**Work to complete:**
a – Please rewrite the disaster climatology piece between "Climatology helps place" and "exceeds $1.775 trillion.", inclusive, and change "Consumer Price Index" to "CPI".
b – Extend the disaster climatology piece with new text that follows on from its final sentence.

**Page excerpt:**
--- Start ---
Climatology helps place frequency and type of disaster into historical perspective

Photo of cars flooded in Norfolk, Virginia, in May 2017 by NWS, Yaakov Wilson
Courtesy of NOAA NWS, Yaakov Wilson

A new climatology could help provide context to the long-term seasonal frequency of billion-dollar weather and climate disasters across the United States and its regions.

NCEI tracks U.S. weather and climate events that have significant economic and societal impacts and provides quarterly summaries of these events. Since 1980, the United States has sustained 265 weather and climate disasters where the overall damage costs per event reached or exceeded $1 billion (including adjustments based on the Consumer Price Index, as of April 2020). The cumulative cost for these 265 events exceeds $1.775 trillion.
--- End ---
**Extracted data:**
--- Start ---
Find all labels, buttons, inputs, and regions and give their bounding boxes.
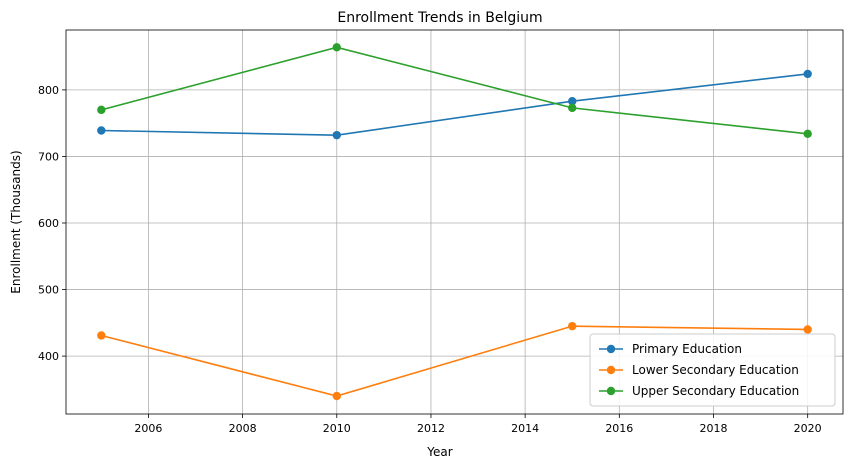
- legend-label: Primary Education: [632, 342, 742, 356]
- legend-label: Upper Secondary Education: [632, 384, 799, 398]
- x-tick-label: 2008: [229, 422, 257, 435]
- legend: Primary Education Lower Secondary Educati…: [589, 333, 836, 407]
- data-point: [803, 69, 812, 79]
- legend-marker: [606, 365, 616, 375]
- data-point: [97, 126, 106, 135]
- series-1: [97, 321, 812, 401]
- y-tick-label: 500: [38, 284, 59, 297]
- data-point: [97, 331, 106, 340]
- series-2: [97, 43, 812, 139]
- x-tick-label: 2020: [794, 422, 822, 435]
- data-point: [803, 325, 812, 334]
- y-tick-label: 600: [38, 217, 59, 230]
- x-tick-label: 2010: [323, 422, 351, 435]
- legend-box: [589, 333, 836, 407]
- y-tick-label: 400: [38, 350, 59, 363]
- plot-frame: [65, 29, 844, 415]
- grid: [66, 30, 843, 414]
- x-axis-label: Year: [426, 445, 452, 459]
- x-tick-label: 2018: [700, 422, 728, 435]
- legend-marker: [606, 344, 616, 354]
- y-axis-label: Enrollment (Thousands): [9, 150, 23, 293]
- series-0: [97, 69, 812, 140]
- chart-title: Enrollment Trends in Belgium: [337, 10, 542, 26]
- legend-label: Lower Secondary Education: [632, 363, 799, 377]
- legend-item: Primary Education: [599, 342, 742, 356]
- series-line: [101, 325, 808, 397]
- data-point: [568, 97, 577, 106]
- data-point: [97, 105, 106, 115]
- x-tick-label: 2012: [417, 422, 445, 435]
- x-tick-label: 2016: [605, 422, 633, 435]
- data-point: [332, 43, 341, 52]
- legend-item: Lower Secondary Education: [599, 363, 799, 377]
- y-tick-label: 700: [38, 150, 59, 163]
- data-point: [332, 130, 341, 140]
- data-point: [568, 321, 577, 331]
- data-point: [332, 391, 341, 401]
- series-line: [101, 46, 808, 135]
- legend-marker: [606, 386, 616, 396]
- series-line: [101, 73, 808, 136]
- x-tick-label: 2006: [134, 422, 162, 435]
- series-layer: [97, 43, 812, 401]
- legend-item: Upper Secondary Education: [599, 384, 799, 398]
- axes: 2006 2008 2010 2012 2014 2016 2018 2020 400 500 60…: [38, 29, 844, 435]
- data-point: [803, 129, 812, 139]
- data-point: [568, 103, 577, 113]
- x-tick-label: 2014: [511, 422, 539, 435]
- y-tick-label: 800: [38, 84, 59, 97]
--- End ---
**Response list:**
a –
Climatology helps place frequency and type of disaster into historical perspective

Photo of cars flooded in Norfolk, Virginia, in May 2017 by NWS, Yaakov Wilson
Courtesy of NOAA NWS, Yaakov Wilson

A new climatology could help provide context to the long-term seasonal frequency of billion-dollar weather and climate disasters across the United States and its regions.

NCEI tracks U.S. weather and climate events that have significant economic and societal impacts and provides quarterly summaries of these events. Since 1980, the United States has sustained 265 weather and climate disasters where the overall damage costs per event reached or exceeded $1 billion (including adjustments based on the CPI, as of April 2020). The cumulative cost for these 265 events exceeds $1.775 trillion.

b –
A new NCEI tool is designed to help users investigate the climatological (long-term) frequency of these events across the Nation and its regions. The climatology provides visualization tools, such as graphs and figures, for several regions and all U.S. states. This can be a useful way for decision-makers to utilize historical data to understand which types of large events typically occur at what times of year, by region. The information also raises awareness of the potential for multiple, cascading hazards, which historically can occur from season to season.

Understanding Hazards by Event Type

NCEI’s 40-year climatology of U.S. billion-dollar disasters offers a more detailed view of risk from extreme events, which are often seasonal in nature. For example, during the spring through early summer, severe storms, including tornadoes, hail, and high winds, often occur in the United States. The billion-dollar threshold events of this type are denoted in green in the figure below. They typically occur in, but aren’t limited to, the Plains, Midwest, and Southeast.

Number of billion-dollar disaster events by month and by hazard type for the United States since 1980. The chart reflects the total duration of billion-dollar disasters events using begin-date and end-date; therefore, an event can span multiple months. Courtesy of NOAA NCEI.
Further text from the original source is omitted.